WHAT THIS TASK INVOLVES: Read the lines that follow and pick out every one containing the word "rcpch".

RECORDS FOR THIS EXERCISE:
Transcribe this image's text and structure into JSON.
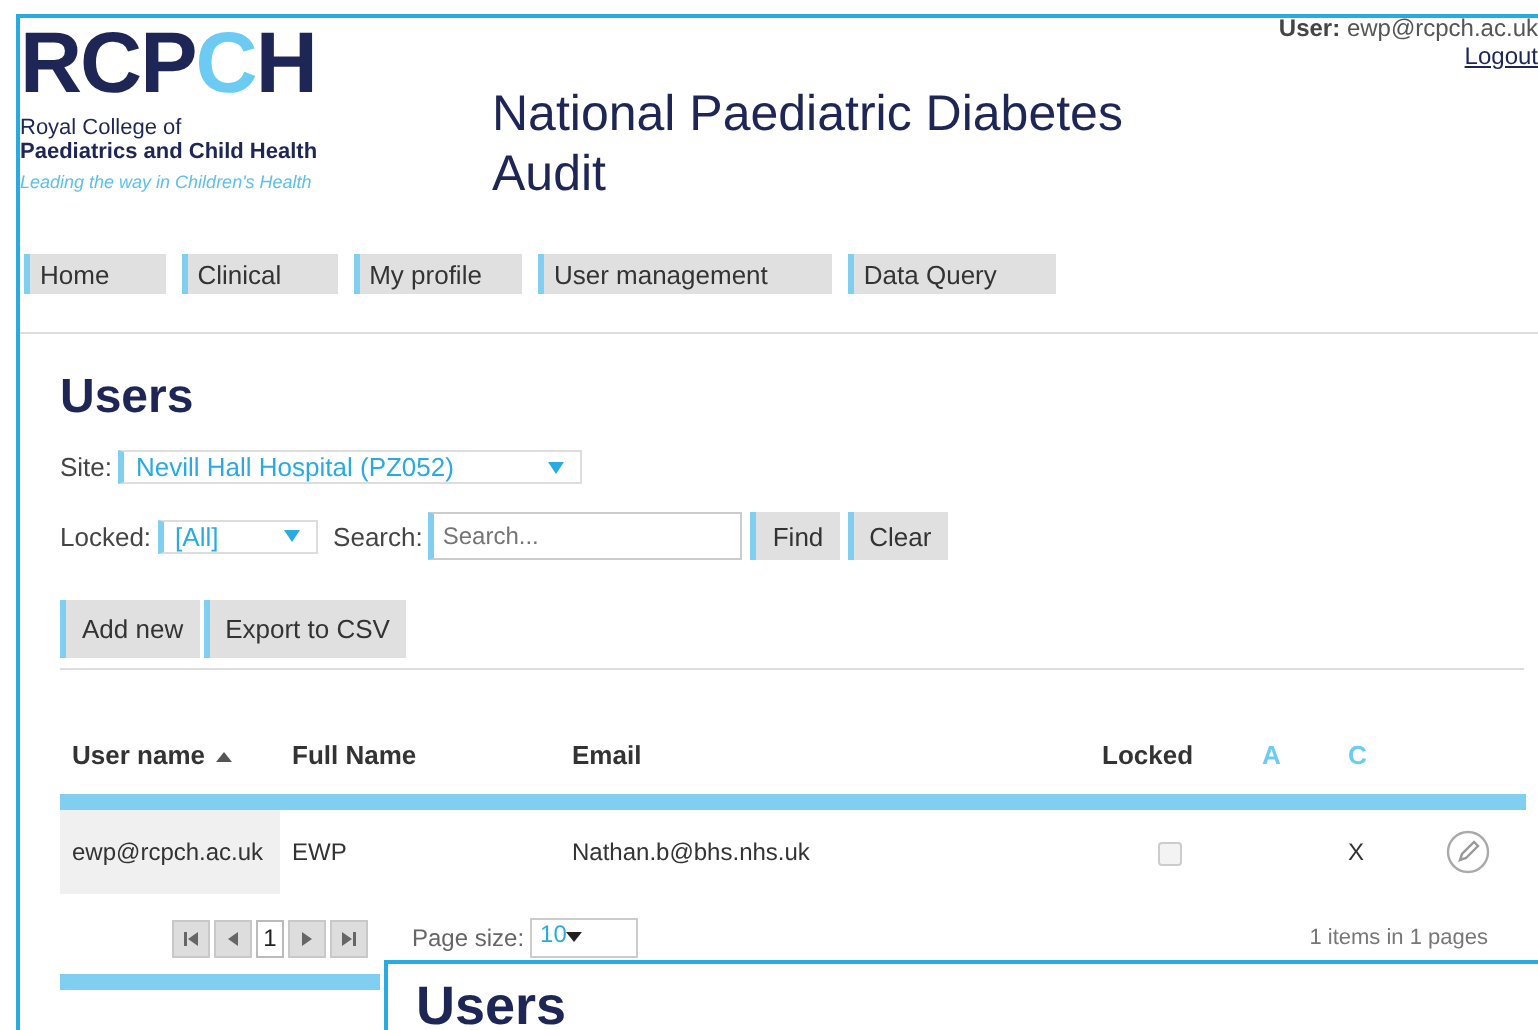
{
  "logo": {
    "mark": [
      {
        "text": "RCP",
        "accent": false
      },
      {
        "text": "C",
        "accent": true
      },
      {
        "text": "H",
        "accent": false
      }
    ],
    "line_1": "Royal College of",
    "line_2": "Paediatrics and Child Health",
    "tagline": "Leading the way in Children's Health"
  },
  "title": "National Paediatric Diabetes Audit",
  "user": {
    "label": "User:",
    "email": "ewp@rcpch.ac.uk",
    "logout": "Logout"
  },
  "nav": [
    {
      "label": "Home"
    },
    {
      "label": "Clinical"
    },
    {
      "label": "My profile"
    },
    {
      "label": "User management"
    },
    {
      "label": "Data Query"
    }
  ],
  "heading": "Users",
  "site": {
    "label": "Site:",
    "value": "Nevill Hall Hospital (PZ052)"
  },
  "locked_filter": {
    "label": "Locked:",
    "value": "[All]"
  },
  "search": {
    "label": "Search:",
    "placeholder": "Search..."
  },
  "search_buttons": [
    "Find",
    "Clear"
  ],
  "actions": [
    "Add new",
    "Export to CSV"
  ],
  "table": {
    "columns": [
      {
        "label": "User name",
        "kind": "text",
        "sorted": true
      },
      {
        "label": "Full Name",
        "kind": "text",
        "sorted": false
      },
      {
        "label": "Email",
        "kind": "text",
        "sorted": false
      },
      {
        "label": "Locked",
        "kind": "text",
        "sorted": false
      },
      {
        "label": "A",
        "kind": "flag",
        "sorted": false
      },
      {
        "label": "C",
        "kind": "flag",
        "sorted": false
      }
    ],
    "rows": [
      {
        "user_name": "ewp@rcpch.ac.uk",
        "full_name": "EWP",
        "email": "Nathan.b@bhs.nhs.uk",
        "locked": false,
        "c": "X"
      }
    ]
  },
  "pager": {
    "page": "1",
    "page_size_label": "Page size:",
    "page_size": "10",
    "summary": "1 items in 1 pages"
  },
  "overlay": {
    "heading": "Users"
  }
}
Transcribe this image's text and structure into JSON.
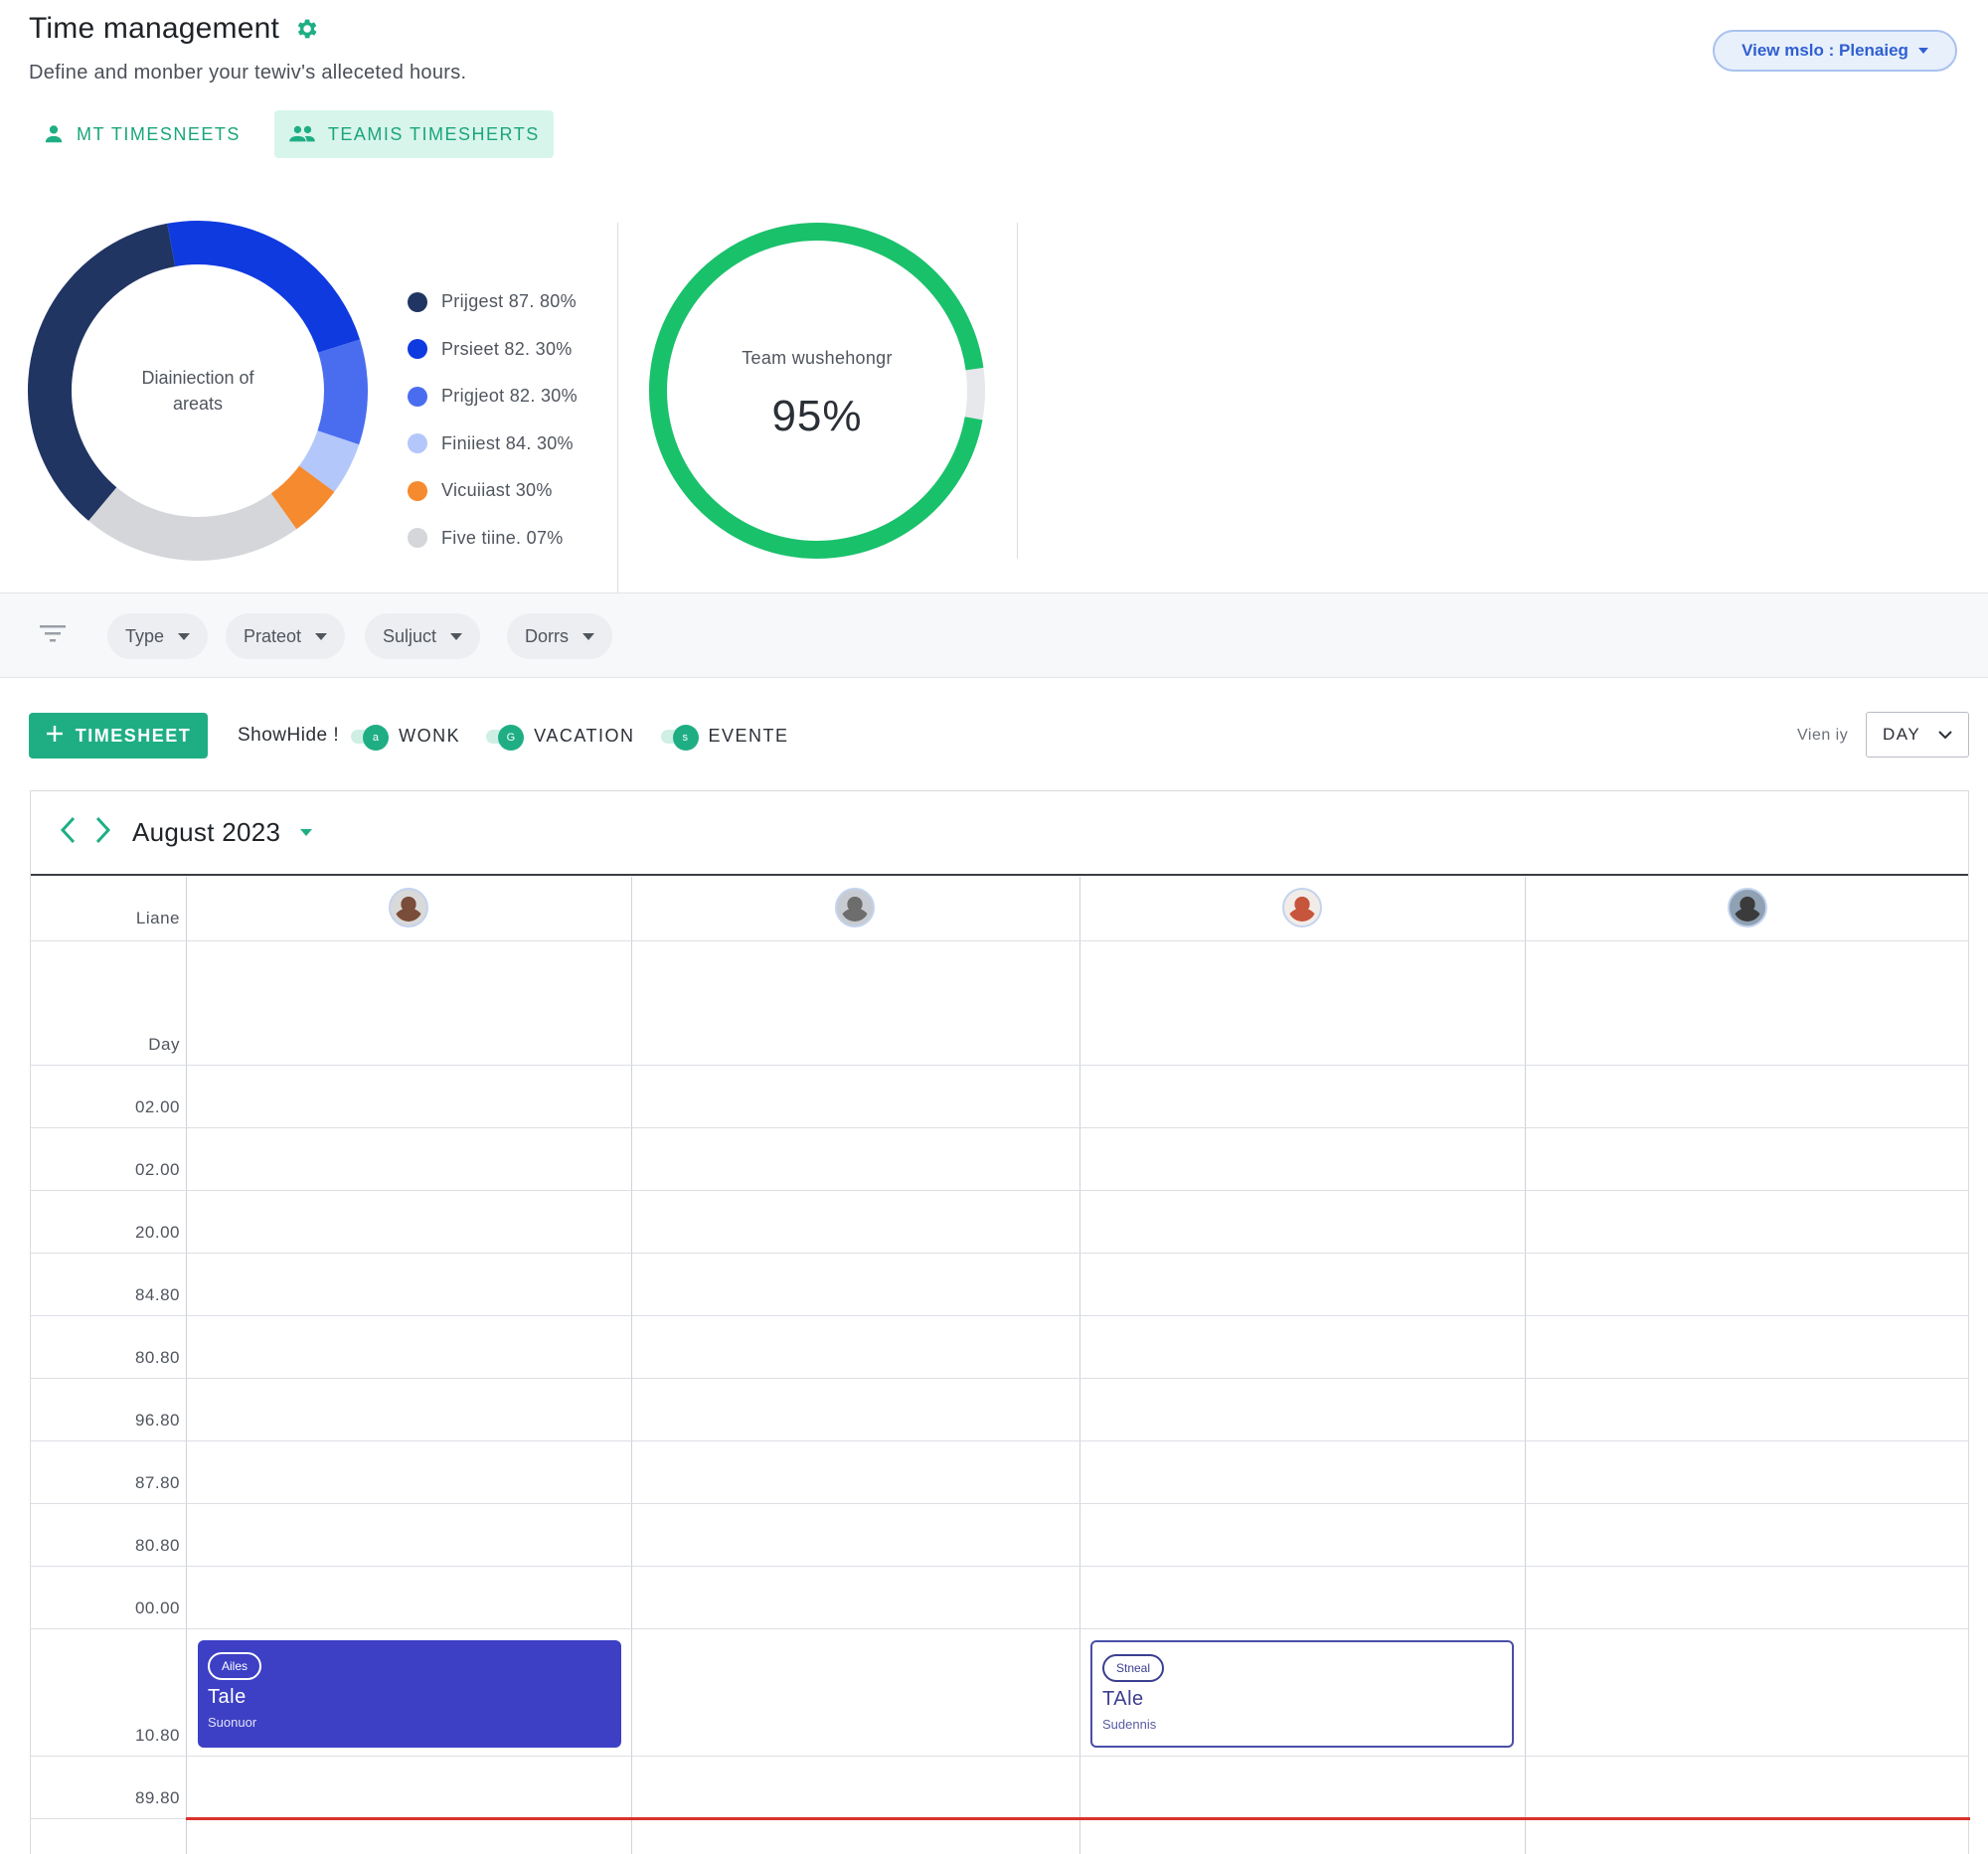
{
  "header": {
    "title": "Time management",
    "subtitle": "Define and monber your tewiv's alleceted hours.",
    "view_mode_label": "View mslo : Plenaieg"
  },
  "tabs": [
    {
      "label": "MT TIMESNEETS",
      "icon": "person-icon",
      "active": false
    },
    {
      "label": "TEAMIS TIMESHERTS",
      "icon": "group-icon",
      "active": true
    }
  ],
  "charts": {
    "donut_center_label": "Diainiection of areats",
    "gauge_label": "Team wushehongr",
    "gauge_value_label": "95%"
  },
  "chart_data": [
    {
      "type": "pie",
      "title": "Diainiection of areats",
      "legend_position": "right",
      "slices": [
        {
          "label": "Prijgest 87. 80%",
          "value": 36,
          "color": "#213563"
        },
        {
          "label": "Prsieet 82. 30%",
          "value": 23,
          "color": "#0f3ae0"
        },
        {
          "label": "Prigjeot 82. 30%",
          "value": 10,
          "color": "#4a6df0"
        },
        {
          "label": "Finiiest 84. 30%",
          "value": 5,
          "color": "#b3c7fb"
        },
        {
          "label": "Vicuiiast 30%",
          "value": 5,
          "color": "#f58a2e"
        },
        {
          "label": "Five tiine. 07%",
          "value": 21,
          "color": "#d4d6da"
        }
      ]
    },
    {
      "type": "pie",
      "title": "Team wushehongr",
      "percent": 95,
      "colors": {
        "fill": "#19c16b",
        "track": "#e6e8eb"
      }
    }
  ],
  "filters": {
    "chips": [
      {
        "label": "Type"
      },
      {
        "label": "Prateot"
      },
      {
        "label": "Suljuct"
      },
      {
        "label": "Dorrs"
      }
    ]
  },
  "toolbar": {
    "add_button_label": "TIMESHEET",
    "show_hide_label": "ShowHide !",
    "toggles": [
      {
        "label": "WONK",
        "knob": "a"
      },
      {
        "label": "VACATION",
        "knob": "G"
      },
      {
        "label": "EVENTE",
        "knob": "s"
      }
    ],
    "view_by_label": "Vien iy",
    "view_by_value": "DAY"
  },
  "calendar": {
    "month_label": "August 2023",
    "header_label": "Liane",
    "rows": [
      "Day",
      "02.00",
      "02.00",
      "20.00",
      "84.80",
      "80.80",
      "96.80",
      "87.80",
      "80.80",
      "00.00",
      "10.80",
      "89.80"
    ],
    "avatars": [
      {
        "color": "#7a4c3a",
        "bg": "#d9d9d9"
      },
      {
        "color": "#6d6d6d",
        "bg": "#c8ccd2"
      },
      {
        "color": "#c7553c",
        "bg": "#f2ece8"
      },
      {
        "color": "#3b3b3b",
        "bg": "#8fa1b3"
      }
    ],
    "events": [
      {
        "pill": "Ailes",
        "title": "Tale",
        "subtitle": "Suonuor",
        "style": "filled"
      },
      {
        "pill": "Stneal",
        "title": "TAle",
        "subtitle": "Sudennis",
        "style": "outlined"
      }
    ]
  },
  "colors": {
    "accent": "#1fae84",
    "now_line": "#d9322b"
  }
}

OUTPUT BELOW:
    "email": "ewp@rcpch.ac.uk",
        "user_name": "ewp@rcpch.ac.uk",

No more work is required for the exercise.